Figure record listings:
※

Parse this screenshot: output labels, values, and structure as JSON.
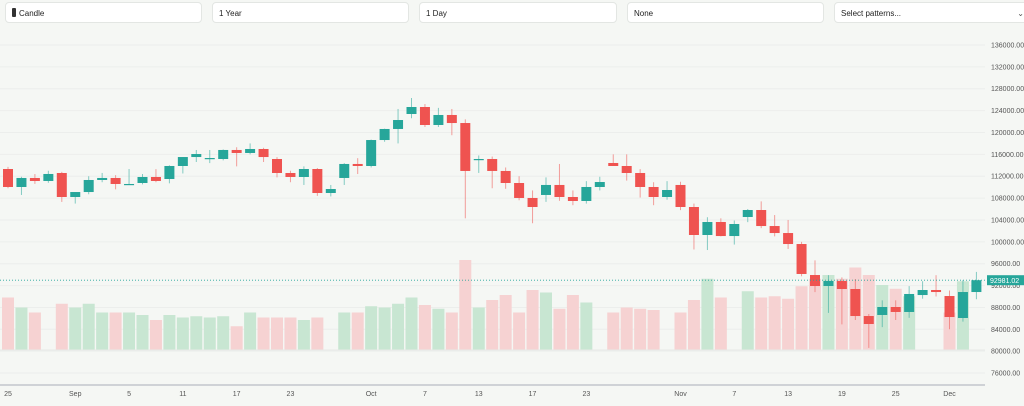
{
  "toolbar": {
    "chart_type": "Candle",
    "chart_type_icon": "candlestick-icon",
    "range": "1 Year",
    "interval": "1 Day",
    "indicator": "None",
    "patterns_placeholder": "Select patterns...",
    "patterns_chevron": "⌄"
  },
  "colors": {
    "up": "#26a69a",
    "down": "#ef5350",
    "up_volume": "#c8e6d2",
    "down_volume": "#f6d2d2",
    "background": "#f5f7f4",
    "grid": "#eceeec"
  },
  "chart_data": {
    "type": "candlestick",
    "ylim": [
      74000,
      138000
    ],
    "y_ticks": [
      136000,
      132000,
      128000,
      124000,
      120000,
      116000,
      112000,
      108000,
      104000,
      100000,
      96000,
      92000,
      88000,
      84000,
      80000,
      76000
    ],
    "y_tick_labels": [
      "136000.00",
      "132000.00",
      "128000.00",
      "124000.00",
      "120000.00",
      "116000.00",
      "112000.00",
      "108000.00",
      "104000.00",
      "100000.00",
      "96000.00",
      "92000.00",
      "88000.00",
      "84000.00",
      "80000.00",
      "76000.00"
    ],
    "x_ticks": [
      {
        "label": "25",
        "index": 0
      },
      {
        "label": "Sep",
        "index": 5
      },
      {
        "label": "5",
        "index": 9
      },
      {
        "label": "11",
        "index": 13
      },
      {
        "label": "17",
        "index": 17
      },
      {
        "label": "23",
        "index": 21
      },
      {
        "label": "Oct",
        "index": 27
      },
      {
        "label": "7",
        "index": 31
      },
      {
        "label": "13",
        "index": 35
      },
      {
        "label": "17",
        "index": 39
      },
      {
        "label": "23",
        "index": 43
      },
      {
        "label": "Nov",
        "index": 50
      },
      {
        "label": "7",
        "index": 54
      },
      {
        "label": "13",
        "index": 58
      },
      {
        "label": "19",
        "index": 62
      },
      {
        "label": "25",
        "index": 66
      },
      {
        "label": "Dec",
        "index": 70
      }
    ],
    "last_price": 92981.02,
    "last_price_label": "92981.02",
    "grid": true,
    "ohlc": [
      [
        113320,
        113700,
        109800,
        110030
      ],
      [
        110030,
        111900,
        108570,
        111680
      ],
      [
        111680,
        112400,
        110600,
        111130
      ],
      [
        111130,
        113000,
        110800,
        112410
      ],
      [
        112590,
        112800,
        107300,
        108200
      ],
      [
        108200,
        109000,
        107000,
        109110
      ],
      [
        109110,
        112000,
        108700,
        111310
      ],
      [
        111310,
        112600,
        110900,
        111680
      ],
      [
        111680,
        112200,
        109600,
        110580
      ],
      [
        110580,
        113320,
        110400,
        110580
      ],
      [
        110760,
        112400,
        110500,
        111860
      ],
      [
        111860,
        113300,
        110900,
        111130
      ],
      [
        111490,
        114000,
        110700,
        113870
      ],
      [
        113870,
        115500,
        112500,
        115510
      ],
      [
        115510,
        116800,
        114600,
        116060
      ],
      [
        115330,
        116800,
        114400,
        115330
      ],
      [
        115150,
        116900,
        114900,
        116800
      ],
      [
        116800,
        117300,
        113800,
        116250
      ],
      [
        116250,
        118000,
        116000,
        116980
      ],
      [
        116980,
        117200,
        114600,
        115510
      ],
      [
        115150,
        115500,
        111800,
        112590
      ],
      [
        112590,
        113000,
        110900,
        111860
      ],
      [
        111860,
        113800,
        110400,
        113320
      ],
      [
        113320,
        113500,
        108400,
        108930
      ],
      [
        108930,
        110400,
        108300,
        109660
      ],
      [
        111680,
        114400,
        110400,
        114240
      ],
      [
        114240,
        115300,
        112400,
        113870
      ],
      [
        113870,
        118700,
        113600,
        118620
      ],
      [
        118620,
        120700,
        118300,
        120640
      ],
      [
        120640,
        124300,
        118000,
        122280
      ],
      [
        123380,
        126300,
        122600,
        124660
      ],
      [
        124660,
        125200,
        121000,
        121370
      ],
      [
        121370,
        124500,
        121000,
        123200
      ],
      [
        123200,
        124300,
        119500,
        121730
      ],
      [
        121730,
        122400,
        104300,
        112960
      ],
      [
        115150,
        115800,
        112600,
        115150
      ],
      [
        115150,
        115600,
        109800,
        112960
      ],
      [
        112960,
        113600,
        109700,
        110760
      ],
      [
        110760,
        112000,
        107600,
        108020
      ],
      [
        108020,
        109400,
        103400,
        106370
      ],
      [
        108570,
        111800,
        107300,
        110400
      ],
      [
        110400,
        114240,
        107500,
        108200
      ],
      [
        108200,
        109400,
        106700,
        107470
      ],
      [
        107470,
        111100,
        107000,
        110030
      ],
      [
        110030,
        111900,
        109400,
        110940
      ],
      [
        114420,
        116000,
        114000,
        113870
      ],
      [
        113870,
        116000,
        111200,
        112590
      ],
      [
        112590,
        113300,
        108100,
        110030
      ],
      [
        110030,
        110900,
        106700,
        108200
      ],
      [
        108200,
        111100,
        107700,
        109480
      ],
      [
        110400,
        111000,
        105800,
        106370
      ],
      [
        106370,
        107000,
        98600,
        101250
      ],
      [
        101250,
        104500,
        98500,
        103630
      ],
      [
        103630,
        104300,
        101000,
        101060
      ],
      [
        101060,
        103900,
        99500,
        103260
      ],
      [
        104540,
        106000,
        103600,
        105820
      ],
      [
        105820,
        107400,
        102500,
        102890
      ],
      [
        102890,
        104900,
        101000,
        101610
      ],
      [
        101610,
        104000,
        98700,
        99600
      ],
      [
        99600,
        100000,
        93700,
        94120
      ],
      [
        93930,
        96600,
        90800,
        91920
      ],
      [
        91920,
        93900,
        87000,
        92840
      ],
      [
        92840,
        93500,
        84900,
        91370
      ],
      [
        91370,
        93200,
        85700,
        86430
      ],
      [
        86430,
        86800,
        80600,
        84970
      ],
      [
        86620,
        89300,
        84400,
        88080
      ],
      [
        88080,
        89300,
        85700,
        87170
      ],
      [
        87170,
        91900,
        86100,
        90460
      ],
      [
        90270,
        92800,
        89600,
        91190
      ],
      [
        91190,
        93900,
        90000,
        90820
      ],
      [
        90090,
        91100,
        84000,
        86250
      ],
      [
        86070,
        93000,
        85400,
        90820
      ],
      [
        90820,
        94500,
        89500,
        92981
      ]
    ],
    "volume": [
      42,
      34,
      30,
      0,
      37,
      34,
      37,
      30,
      30,
      30,
      28,
      24,
      28,
      26,
      27,
      26,
      27,
      19,
      30,
      26,
      26,
      26,
      24,
      26,
      0,
      30,
      30,
      35,
      34,
      37,
      42,
      36,
      33,
      30,
      72,
      34,
      40,
      44,
      30,
      48,
      46,
      33,
      44,
      38,
      0,
      30,
      34,
      33,
      32,
      0,
      30,
      40,
      57,
      42,
      0,
      47,
      42,
      43,
      41,
      51,
      57,
      60,
      57,
      66,
      60,
      52,
      49,
      43,
      0,
      0,
      30,
      55,
      0
    ]
  }
}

※

Exercise: Copy the records above exactly, omitting every picture.

Output of the task:
Parse this screenshot: output labels, values, and structure as JSON.
{
  "toolbar": {
    "chart_type": "Candle",
    "chart_type_icon": "candlestick-icon",
    "range": "1 Year",
    "interval": "1 Day",
    "indicator": "None",
    "patterns_placeholder": "Select patterns...",
    "patterns_chevron": "⌄"
  },
  "colors": {
    "up": "#26a69a",
    "down": "#ef5350",
    "up_volume": "#c8e6d2",
    "down_volume": "#f6d2d2",
    "background": "#f5f7f4",
    "grid": "#eceeec"
  },
  "chart_data": {
    "type": "candlestick",
    "ylim": [
      74000,
      138000
    ],
    "y_ticks": [
      136000,
      132000,
      128000,
      124000,
      120000,
      116000,
      112000,
      108000,
      104000,
      100000,
      96000,
      92000,
      88000,
      84000,
      80000,
      76000
    ],
    "y_tick_labels": [
      "136000.00",
      "132000.00",
      "128000.00",
      "124000.00",
      "120000.00",
      "116000.00",
      "112000.00",
      "108000.00",
      "104000.00",
      "100000.00",
      "96000.00",
      "92000.00",
      "88000.00",
      "84000.00",
      "80000.00",
      "76000.00"
    ],
    "x_ticks": [
      {
        "label": "25",
        "index": 0
      },
      {
        "label": "Sep",
        "index": 5
      },
      {
        "label": "5",
        "index": 9
      },
      {
        "label": "11",
        "index": 13
      },
      {
        "label": "17",
        "index": 17
      },
      {
        "label": "23",
        "index": 21
      },
      {
        "label": "Oct",
        "index": 27
      },
      {
        "label": "7",
        "index": 31
      },
      {
        "label": "13",
        "index": 35
      },
      {
        "label": "17",
        "index": 39
      },
      {
        "label": "23",
        "index": 43
      },
      {
        "label": "Nov",
        "index": 50
      },
      {
        "label": "7",
        "index": 54
      },
      {
        "label": "13",
        "index": 58
      },
      {
        "label": "19",
        "index": 62
      },
      {
        "label": "25",
        "index": 66
      },
      {
        "label": "Dec",
        "index": 70
      }
    ],
    "last_price": 92981.02,
    "last_price_label": "92981.02",
    "grid": true,
    "ohlc": [
      [
        113320,
        113700,
        109800,
        110030
      ],
      [
        110030,
        111900,
        108570,
        111680
      ],
      [
        111680,
        112400,
        110600,
        111130
      ],
      [
        111130,
        113000,
        110800,
        112410
      ],
      [
        112590,
        112800,
        107300,
        108200
      ],
      [
        108200,
        109000,
        107000,
        109110
      ],
      [
        109110,
        112000,
        108700,
        111310
      ],
      [
        111310,
        112600,
        110900,
        111680
      ],
      [
        111680,
        112200,
        109600,
        110580
      ],
      [
        110580,
        113320,
        110400,
        110580
      ],
      [
        110760,
        112400,
        110500,
        111860
      ],
      [
        111860,
        113300,
        110900,
        111130
      ],
      [
        111490,
        114000,
        110700,
        113870
      ],
      [
        113870,
        115500,
        112500,
        115510
      ],
      [
        115510,
        116800,
        114600,
        116060
      ],
      [
        115330,
        116800,
        114400,
        115330
      ],
      [
        115150,
        116900,
        114900,
        116800
      ],
      [
        116800,
        117300,
        113800,
        116250
      ],
      [
        116250,
        118000,
        116000,
        116980
      ],
      [
        116980,
        117200,
        114600,
        115510
      ],
      [
        115150,
        115500,
        111800,
        112590
      ],
      [
        112590,
        113000,
        110900,
        111860
      ],
      [
        111860,
        113800,
        110400,
        113320
      ],
      [
        113320,
        113500,
        108400,
        108930
      ],
      [
        108930,
        110400,
        108300,
        109660
      ],
      [
        111680,
        114400,
        110400,
        114240
      ],
      [
        114240,
        115300,
        112400,
        113870
      ],
      [
        113870,
        118700,
        113600,
        118620
      ],
      [
        118620,
        120700,
        118300,
        120640
      ],
      [
        120640,
        124300,
        118000,
        122280
      ],
      [
        123380,
        126300,
        122600,
        124660
      ],
      [
        124660,
        125200,
        121000,
        121370
      ],
      [
        121370,
        124500,
        121000,
        123200
      ],
      [
        123200,
        124300,
        119500,
        121730
      ],
      [
        121730,
        122400,
        104300,
        112960
      ],
      [
        115150,
        115800,
        112600,
        115150
      ],
      [
        115150,
        115600,
        109800,
        112960
      ],
      [
        112960,
        113600,
        109700,
        110760
      ],
      [
        110760,
        112000,
        107600,
        108020
      ],
      [
        108020,
        109400,
        103400,
        106370
      ],
      [
        108570,
        111800,
        107300,
        110400
      ],
      [
        110400,
        114240,
        107500,
        108200
      ],
      [
        108200,
        109400,
        106700,
        107470
      ],
      [
        107470,
        111100,
        107000,
        110030
      ],
      [
        110030,
        111900,
        109400,
        110940
      ],
      [
        114420,
        116000,
        114000,
        113870
      ],
      [
        113870,
        116000,
        111200,
        112590
      ],
      [
        112590,
        113300,
        108100,
        110030
      ],
      [
        110030,
        110900,
        106700,
        108200
      ],
      [
        108200,
        111100,
        107700,
        109480
      ],
      [
        110400,
        111000,
        105800,
        106370
      ],
      [
        106370,
        107000,
        98600,
        101250
      ],
      [
        101250,
        104500,
        98500,
        103630
      ],
      [
        103630,
        104300,
        101000,
        101060
      ],
      [
        101060,
        103900,
        99500,
        103260
      ],
      [
        104540,
        106000,
        103600,
        105820
      ],
      [
        105820,
        107400,
        102500,
        102890
      ],
      [
        102890,
        104900,
        101000,
        101610
      ],
      [
        101610,
        104000,
        98700,
        99600
      ],
      [
        99600,
        100000,
        93700,
        94120
      ],
      [
        93930,
        96600,
        90800,
        91920
      ],
      [
        91920,
        93900,
        87000,
        92840
      ],
      [
        92840,
        93500,
        84900,
        91370
      ],
      [
        91370,
        93200,
        85700,
        86430
      ],
      [
        86430,
        86800,
        80600,
        84970
      ],
      [
        86620,
        89300,
        84400,
        88080
      ],
      [
        88080,
        89300,
        85700,
        87170
      ],
      [
        87170,
        91900,
        86100,
        90460
      ],
      [
        90270,
        92800,
        89600,
        91190
      ],
      [
        91190,
        93900,
        90000,
        90820
      ],
      [
        90090,
        91100,
        84000,
        86250
      ],
      [
        86070,
        93000,
        85400,
        90820
      ],
      [
        90820,
        94500,
        89500,
        92981
      ]
    ],
    "volume": [
      42,
      34,
      30,
      0,
      37,
      34,
      37,
      30,
      30,
      30,
      28,
      24,
      28,
      26,
      27,
      26,
      27,
      19,
      30,
      26,
      26,
      26,
      24,
      26,
      0,
      30,
      30,
      35,
      34,
      37,
      42,
      36,
      33,
      30,
      72,
      34,
      40,
      44,
      30,
      48,
      46,
      33,
      44,
      38,
      0,
      30,
      34,
      33,
      32,
      0,
      30,
      40,
      57,
      42,
      0,
      47,
      42,
      43,
      41,
      51,
      57,
      60,
      57,
      66,
      60,
      52,
      49,
      43,
      0,
      0,
      30,
      55,
      0
    ]
  }
}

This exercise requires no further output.